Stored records
start

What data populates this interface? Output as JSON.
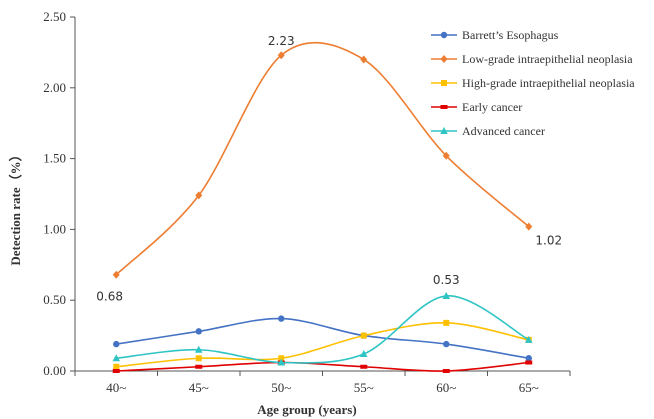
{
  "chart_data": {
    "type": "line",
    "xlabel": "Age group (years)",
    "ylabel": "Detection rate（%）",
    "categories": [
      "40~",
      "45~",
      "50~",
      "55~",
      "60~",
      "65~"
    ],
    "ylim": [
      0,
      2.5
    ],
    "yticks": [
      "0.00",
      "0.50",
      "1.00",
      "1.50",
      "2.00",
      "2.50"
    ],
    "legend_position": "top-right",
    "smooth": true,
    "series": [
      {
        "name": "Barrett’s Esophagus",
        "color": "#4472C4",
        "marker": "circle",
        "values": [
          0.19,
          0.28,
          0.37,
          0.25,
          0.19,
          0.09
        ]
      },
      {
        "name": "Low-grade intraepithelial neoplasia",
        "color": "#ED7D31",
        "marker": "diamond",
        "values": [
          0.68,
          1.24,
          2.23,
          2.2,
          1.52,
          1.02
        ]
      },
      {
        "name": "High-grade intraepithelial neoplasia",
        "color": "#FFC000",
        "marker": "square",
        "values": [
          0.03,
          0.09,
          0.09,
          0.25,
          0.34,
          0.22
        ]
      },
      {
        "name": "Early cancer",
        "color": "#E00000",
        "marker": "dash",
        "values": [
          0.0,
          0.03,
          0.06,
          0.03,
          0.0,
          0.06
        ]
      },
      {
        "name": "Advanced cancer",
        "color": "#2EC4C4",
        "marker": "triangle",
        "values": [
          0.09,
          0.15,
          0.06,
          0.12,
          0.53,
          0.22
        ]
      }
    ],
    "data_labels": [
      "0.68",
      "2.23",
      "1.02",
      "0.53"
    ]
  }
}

end

> _Required work_
Copy the records above exactly. The pictures are not part of the copy.

> _Complete answer_
What data populates this interface? Output as JSON.
{
  "chart_data": {
    "type": "line",
    "xlabel": "Age group (years)",
    "ylabel": "Detection rate（%）",
    "categories": [
      "40~",
      "45~",
      "50~",
      "55~",
      "60~",
      "65~"
    ],
    "ylim": [
      0,
      2.5
    ],
    "yticks": [
      "0.00",
      "0.50",
      "1.00",
      "1.50",
      "2.00",
      "2.50"
    ],
    "legend_position": "top-right",
    "smooth": true,
    "series": [
      {
        "name": "Barrett’s Esophagus",
        "color": "#4472C4",
        "marker": "circle",
        "values": [
          0.19,
          0.28,
          0.37,
          0.25,
          0.19,
          0.09
        ]
      },
      {
        "name": "Low-grade intraepithelial neoplasia",
        "color": "#ED7D31",
        "marker": "diamond",
        "values": [
          0.68,
          1.24,
          2.23,
          2.2,
          1.52,
          1.02
        ]
      },
      {
        "name": "High-grade intraepithelial neoplasia",
        "color": "#FFC000",
        "marker": "square",
        "values": [
          0.03,
          0.09,
          0.09,
          0.25,
          0.34,
          0.22
        ]
      },
      {
        "name": "Early cancer",
        "color": "#E00000",
        "marker": "dash",
        "values": [
          0.0,
          0.03,
          0.06,
          0.03,
          0.0,
          0.06
        ]
      },
      {
        "name": "Advanced cancer",
        "color": "#2EC4C4",
        "marker": "triangle",
        "values": [
          0.09,
          0.15,
          0.06,
          0.12,
          0.53,
          0.22
        ]
      }
    ],
    "data_labels": [
      "0.68",
      "2.23",
      "1.02",
      "0.53"
    ]
  }
}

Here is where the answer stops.